**What to produce**
Repeat every record below exactly, but leave out any pictures.

Dataset records on visual material:
-- start --

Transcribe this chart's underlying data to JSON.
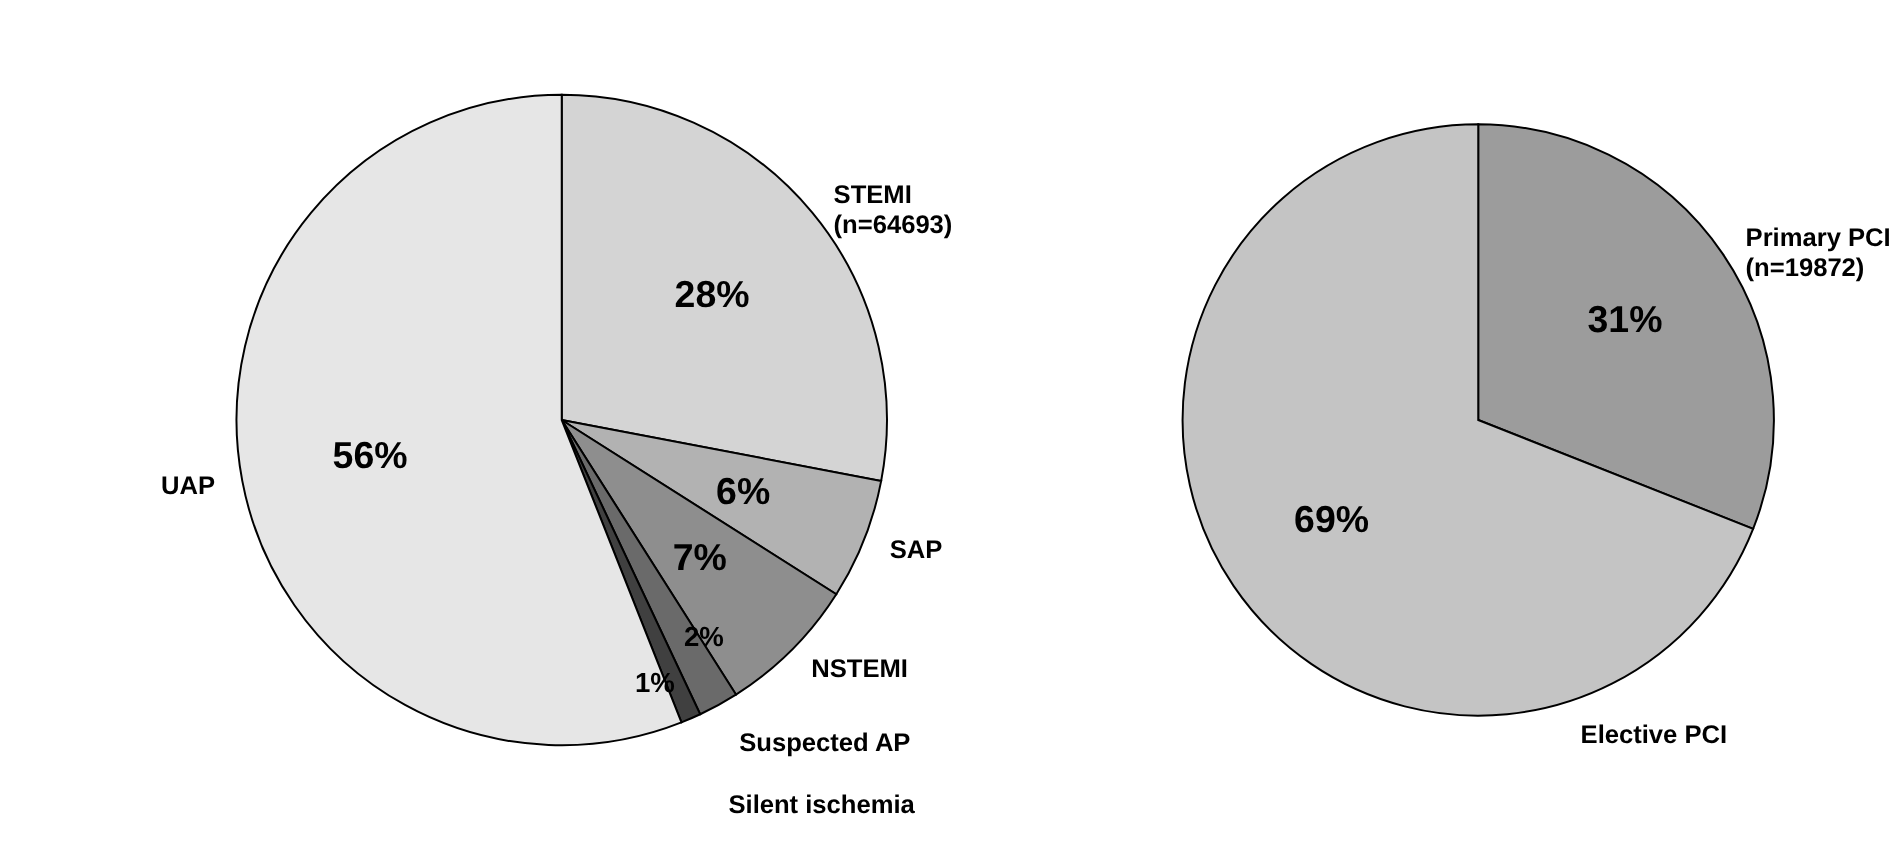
{
  "chart_data": [
    {
      "type": "pie",
      "categories": [
        "STEMI\n(n=64693)",
        "SAP",
        "NSTEMI",
        "Suspected AP",
        "Silent ischemia",
        "UAP"
      ],
      "values": [
        28,
        6,
        7,
        2,
        1,
        56
      ],
      "value_labels": [
        "28%",
        "6%",
        "7%",
        "2%",
        "1%",
        "56%"
      ],
      "colors": [
        "#d4d4d4",
        "#b2b2b2",
        "#8e8e8e",
        "#6a6a6a",
        "#404040",
        "#e6e6e6"
      ]
    },
    {
      "type": "pie",
      "categories": [
        "Primary PCI\n(n=19872)",
        "Elective PCI"
      ],
      "values": [
        31,
        69
      ],
      "value_labels": [
        "31%",
        "69%"
      ],
      "colors": [
        "#9c9c9c",
        "#c4c4c4"
      ]
    }
  ]
}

-- end --

**Full answer**
Transcribe this chart's underlying data to JSON.
{
  "chart_data": [
    {
      "type": "pie",
      "categories": [
        "STEMI\n(n=64693)",
        "SAP",
        "NSTEMI",
        "Suspected AP",
        "Silent ischemia",
        "UAP"
      ],
      "values": [
        28,
        6,
        7,
        2,
        1,
        56
      ],
      "value_labels": [
        "28%",
        "6%",
        "7%",
        "2%",
        "1%",
        "56%"
      ],
      "colors": [
        "#d4d4d4",
        "#b2b2b2",
        "#8e8e8e",
        "#6a6a6a",
        "#404040",
        "#e6e6e6"
      ]
    },
    {
      "type": "pie",
      "categories": [
        "Primary PCI\n(n=19872)",
        "Elective PCI"
      ],
      "values": [
        31,
        69
      ],
      "value_labels": [
        "31%",
        "69%"
      ],
      "colors": [
        "#9c9c9c",
        "#c4c4c4"
      ]
    }
  ]
}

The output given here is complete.